**What the task requires:** The answer must consist of every line in the records below that contains the string "Survival".

Extracted data entries
+---+
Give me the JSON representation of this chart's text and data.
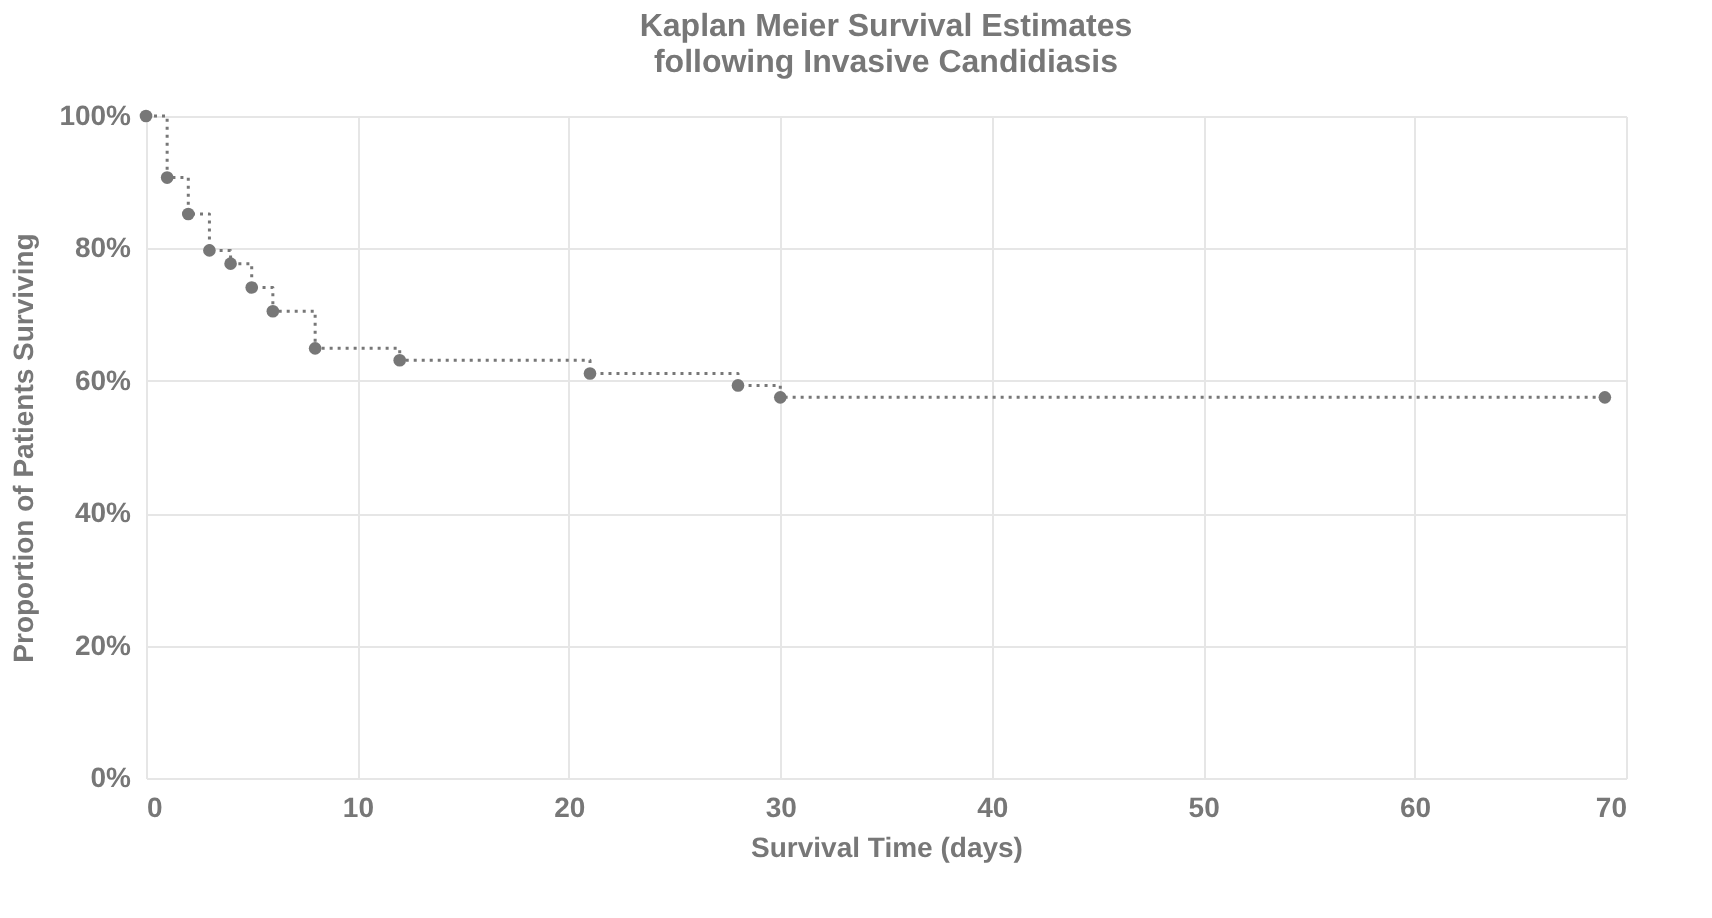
{
  "chart_data": {
    "type": "step",
    "title": [
      "Kaplan Meier Survival Estimates",
      "following Invasive Candidiasis"
    ],
    "xlabel": "Survival Time (days)",
    "ylabel": "Proportion of Patients Surviving",
    "x": [
      0,
      1,
      2,
      3,
      4,
      5,
      6,
      8,
      12,
      21,
      28,
      30,
      69
    ],
    "series": [
      {
        "color": "#777777",
        "values": [
          100,
          90.7,
          85.2,
          79.7,
          77.7,
          74.1,
          70.5,
          64.9,
          63.1,
          61.1,
          59.3,
          57.5,
          57.5
        ]
      }
    ],
    "xlim": [
      0,
      70
    ],
    "xticks": [
      0,
      10,
      20,
      30,
      40,
      50,
      60,
      70
    ],
    "ylim": [
      0,
      100
    ],
    "yticks": [
      {
        "value": 0,
        "label": "0%"
      },
      {
        "value": 20,
        "label": "20%"
      },
      {
        "value": 40,
        "label": "40%"
      },
      {
        "value": 60,
        "label": "60%"
      },
      {
        "value": 80,
        "label": "80%"
      },
      {
        "value": 100,
        "label": "100%"
      }
    ],
    "grid": true,
    "marker": "circle",
    "line_style": "dotted"
  }
}
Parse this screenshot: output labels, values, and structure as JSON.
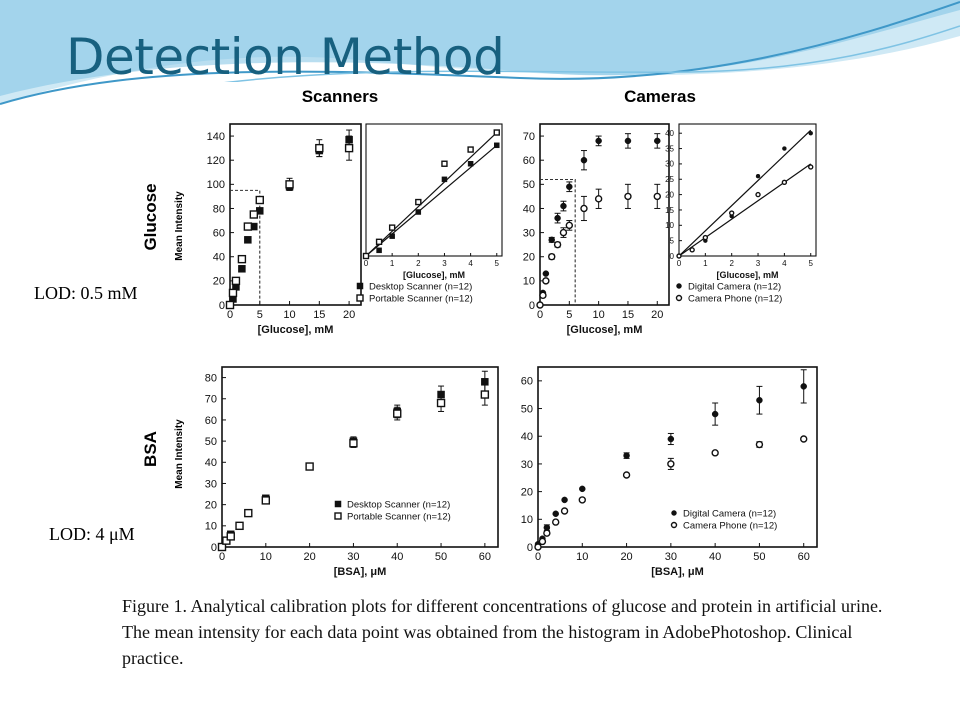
{
  "slide": {
    "title": "Detection Method",
    "lod_glucose": "LOD: 0.5 mM",
    "lod_bsa": "LOD: 4 μM",
    "caption": "Figure 1. Analytical calibration plots for different concentrations of glucose and protein in artificial urine. The mean intensity for each data point was obtained from the histogram in AdobePhotoshop. Clinical  practice.",
    "colors": {
      "title": "#17607f",
      "wave_light": "#cfe9f5",
      "wave_mid": "#7fc3e4",
      "wave_dark": "#3f98c8"
    }
  },
  "figure": {
    "column_headers": [
      "Scanners",
      "Cameras"
    ],
    "row_labels": [
      "Glucose",
      "BSA"
    ],
    "ylabel": "Mean Intensity"
  },
  "chart_data": [
    {
      "id": "glucose-scanners",
      "type": "scatter",
      "xlabel": "[Glucose], mM",
      "ylabel": "Mean Intensity",
      "xlim": [
        0,
        22
      ],
      "ylim": [
        0,
        150
      ],
      "xticks": [
        0,
        5,
        10,
        15,
        20
      ],
      "yticks": [
        0,
        20,
        40,
        60,
        80,
        100,
        120,
        140
      ],
      "lod_box": {
        "x": 5,
        "y": 95
      },
      "series": [
        {
          "name": "Desktop Scanner (n=12)",
          "marker": "filled-square",
          "x": [
            0,
            0.5,
            1,
            2,
            3,
            4,
            5,
            10,
            15,
            20
          ],
          "y": [
            0,
            5,
            15,
            30,
            54,
            65,
            78,
            98,
            128,
            137
          ],
          "err": [
            0,
            0,
            0,
            0,
            0,
            0,
            0,
            3,
            5,
            8
          ]
        },
        {
          "name": "Portable Scanner (n=12)",
          "marker": "open-square",
          "x": [
            0,
            0.5,
            1,
            2,
            3,
            4,
            5,
            10,
            15,
            20
          ],
          "y": [
            0,
            10,
            20,
            38,
            65,
            75,
            87,
            100,
            130,
            130
          ],
          "err": [
            0,
            0,
            0,
            0,
            0,
            0,
            0,
            5,
            7,
            10
          ]
        }
      ],
      "inset": {
        "xlabel": "[Glucose], mM",
        "xlim": [
          0,
          5.2
        ],
        "xticks": [
          0,
          1,
          2,
          3,
          4,
          5
        ],
        "series": [
          {
            "x": [
              0,
              0.5,
              1,
              2,
              3,
              4,
              5
            ],
            "y": [
              0,
              4,
              14,
              31,
              54,
              65,
              78
            ]
          },
          {
            "x": [
              0,
              0.5,
              1,
              2,
              3,
              4,
              5
            ],
            "y": [
              0,
              10,
              20,
              38,
              65,
              75,
              87
            ]
          }
        ],
        "fits": [
          {
            "x": [
              0,
              5
            ],
            "y": [
              0,
              78
            ]
          },
          {
            "x": [
              0,
              5
            ],
            "y": [
              0,
              87
            ]
          }
        ]
      }
    },
    {
      "id": "glucose-cameras",
      "type": "scatter",
      "xlabel": "[Glucose], mM",
      "xlim": [
        0,
        22
      ],
      "ylim": [
        0,
        75
      ],
      "xticks": [
        0,
        5,
        10,
        15,
        20
      ],
      "yticks": [
        0,
        10,
        20,
        30,
        40,
        50,
        60,
        70
      ],
      "lod_box": {
        "x": 6,
        "y": 52
      },
      "series": [
        {
          "name": "Digital Camera (n=12)",
          "marker": "filled-circle",
          "x": [
            0,
            0.5,
            1,
            2,
            3,
            4,
            5,
            7.5,
            10,
            15,
            20
          ],
          "y": [
            0,
            5,
            13,
            27,
            36,
            41,
            49,
            60,
            68,
            68,
            68
          ],
          "err": [
            0,
            0,
            0,
            1,
            2,
            2,
            2,
            4,
            2,
            3,
            3
          ]
        },
        {
          "name": "Camera Phone (n=12)",
          "marker": "open-circle",
          "x": [
            0,
            0.5,
            1,
            2,
            3,
            4,
            5,
            7.5,
            10,
            15,
            20
          ],
          "y": [
            0,
            4,
            10,
            20,
            25,
            30,
            33,
            40,
            44,
            45,
            45
          ],
          "err": [
            0,
            0,
            0,
            1,
            1,
            2,
            2,
            5,
            4,
            5,
            5
          ]
        }
      ],
      "inset": {
        "xlabel": "[Glucose], mM",
        "xlim": [
          0,
          5.2
        ],
        "ylim": [
          0,
          43
        ],
        "xticks": [
          0,
          1,
          2,
          3,
          4,
          5
        ],
        "yticks": [
          0,
          5,
          10,
          15,
          20,
          25,
          30,
          35,
          40
        ],
        "series": [
          {
            "x": [
              0,
              0.5,
              1,
              2,
              3,
              4,
              5
            ],
            "y": [
              0,
              2,
              5,
              13,
              26,
              35,
              40
            ]
          },
          {
            "x": [
              0,
              0.5,
              1,
              2,
              3,
              4,
              5
            ],
            "y": [
              0,
              2,
              6,
              14,
              20,
              24,
              29
            ]
          }
        ],
        "fits": [
          {
            "x": [
              0,
              5
            ],
            "y": [
              0,
              41
            ]
          },
          {
            "x": [
              0,
              5
            ],
            "y": [
              0,
              30
            ]
          }
        ]
      }
    },
    {
      "id": "bsa-scanners",
      "type": "scatter",
      "xlabel": "[BSA], μM",
      "ylabel": "Mean Intensity",
      "xlim": [
        0,
        63
      ],
      "ylim": [
        0,
        85
      ],
      "xticks": [
        0,
        10,
        20,
        30,
        40,
        50,
        60
      ],
      "yticks": [
        0,
        10,
        20,
        30,
        40,
        50,
        60,
        70,
        80
      ],
      "series": [
        {
          "name": "Desktop Scanner (n=12)",
          "marker": "filled-square",
          "x": [
            0,
            1,
            2,
            4,
            6,
            10,
            20,
            30,
            40,
            50,
            60
          ],
          "y": [
            0,
            3,
            6,
            10,
            16,
            23,
            38,
            50,
            64,
            72,
            78
          ],
          "err": [
            0,
            0,
            0,
            0,
            0,
            1,
            1,
            2,
            3,
            4,
            5
          ]
        },
        {
          "name": "Portable Scanner (n=12)",
          "marker": "open-square",
          "x": [
            0,
            1,
            2,
            4,
            6,
            10,
            20,
            30,
            40,
            50,
            60
          ],
          "y": [
            0,
            3,
            5,
            10,
            16,
            22,
            38,
            49,
            63,
            68,
            72
          ],
          "err": [
            0,
            0,
            0,
            0,
            0,
            1,
            1,
            2,
            3,
            4,
            5
          ]
        }
      ]
    },
    {
      "id": "bsa-cameras",
      "type": "scatter",
      "xlabel": "[BSA], μM",
      "xlim": [
        0,
        63
      ],
      "ylim": [
        0,
        65
      ],
      "xticks": [
        0,
        10,
        20,
        30,
        40,
        50,
        60
      ],
      "yticks": [
        0,
        10,
        20,
        30,
        40,
        50,
        60
      ],
      "series": [
        {
          "name": "Digital Camera (n=12)",
          "marker": "filled-circle",
          "x": [
            0,
            1,
            2,
            4,
            6,
            10,
            20,
            30,
            40,
            50,
            60
          ],
          "y": [
            1,
            3,
            7,
            12,
            17,
            21,
            33,
            39,
            48,
            53,
            58
          ],
          "err": [
            0,
            0,
            1,
            0,
            0,
            0,
            1,
            2,
            4,
            5,
            6
          ]
        },
        {
          "name": "Camera Phone (n=12)",
          "marker": "open-circle",
          "x": [
            0,
            1,
            2,
            4,
            6,
            10,
            20,
            30,
            40,
            50,
            60
          ],
          "y": [
            0,
            2,
            5,
            9,
            13,
            17,
            26,
            30,
            34,
            37,
            39
          ],
          "err": [
            0,
            0,
            0,
            0,
            0,
            0,
            0,
            2,
            0,
            1,
            0
          ]
        }
      ]
    }
  ]
}
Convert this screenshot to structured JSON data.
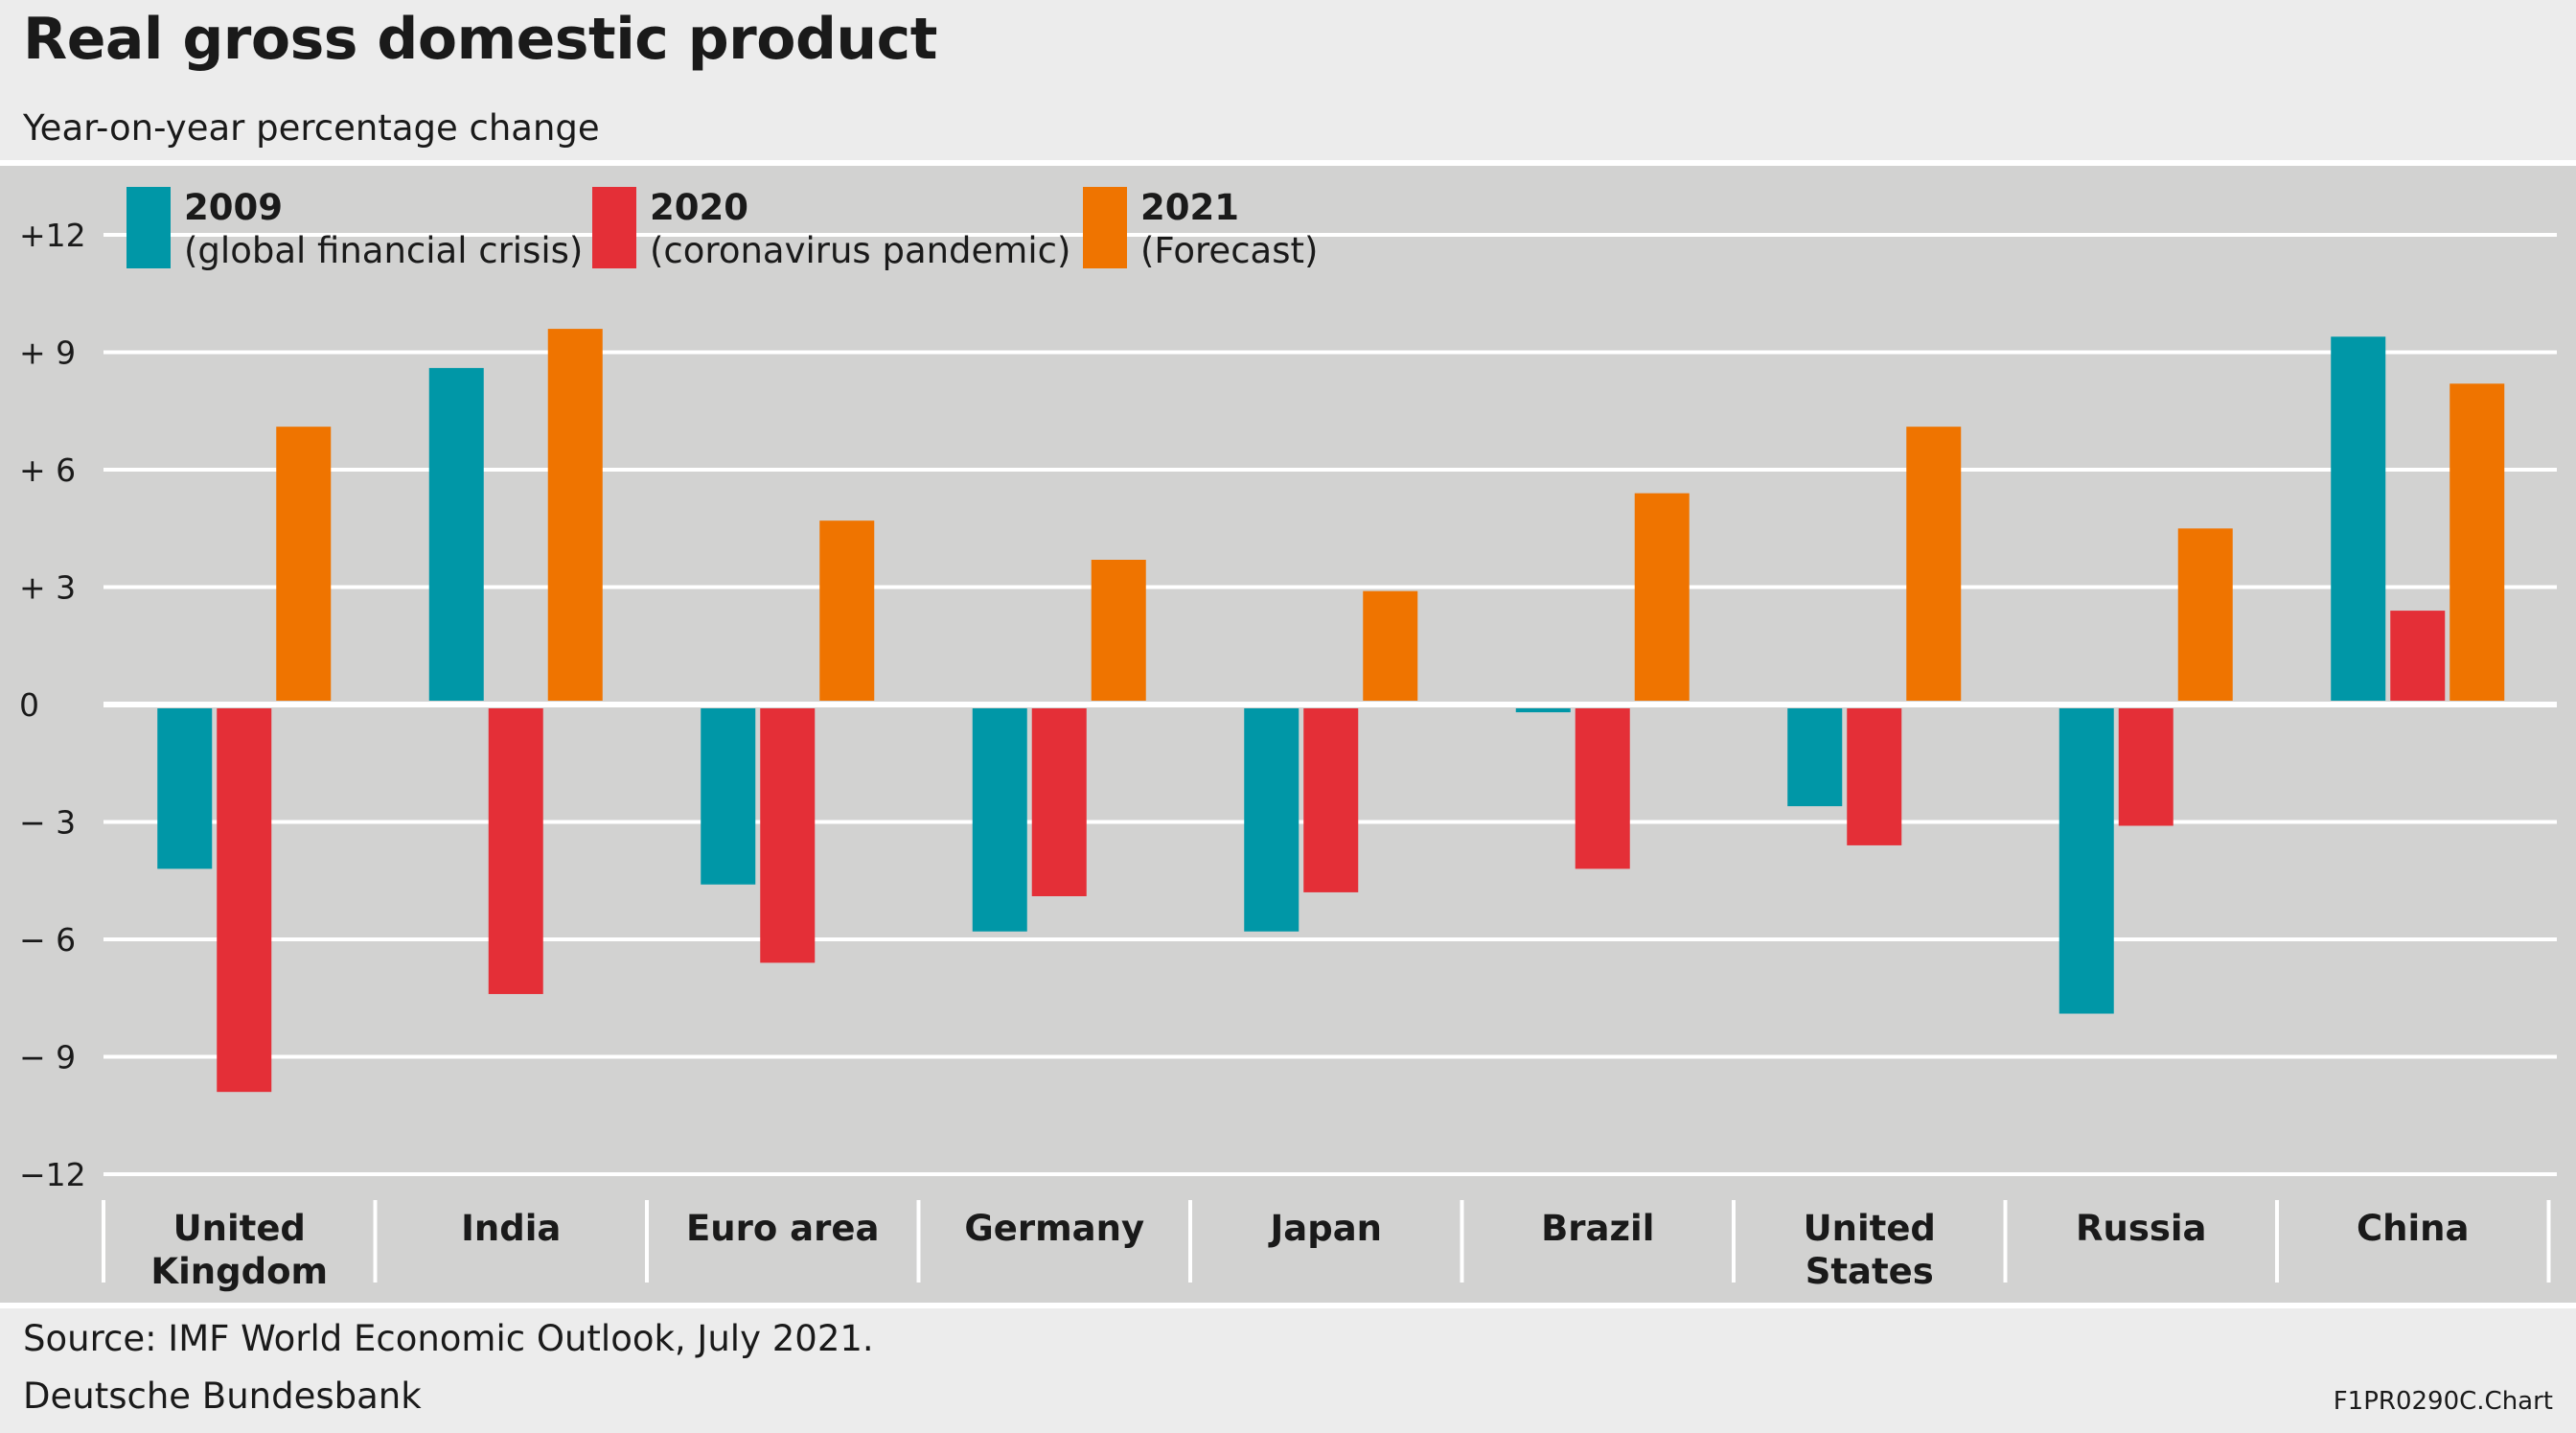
+---+
**Response to this task:**
      "Kaplan Meier Survival Estimates",
    "xlabel": "Survival Time (days)",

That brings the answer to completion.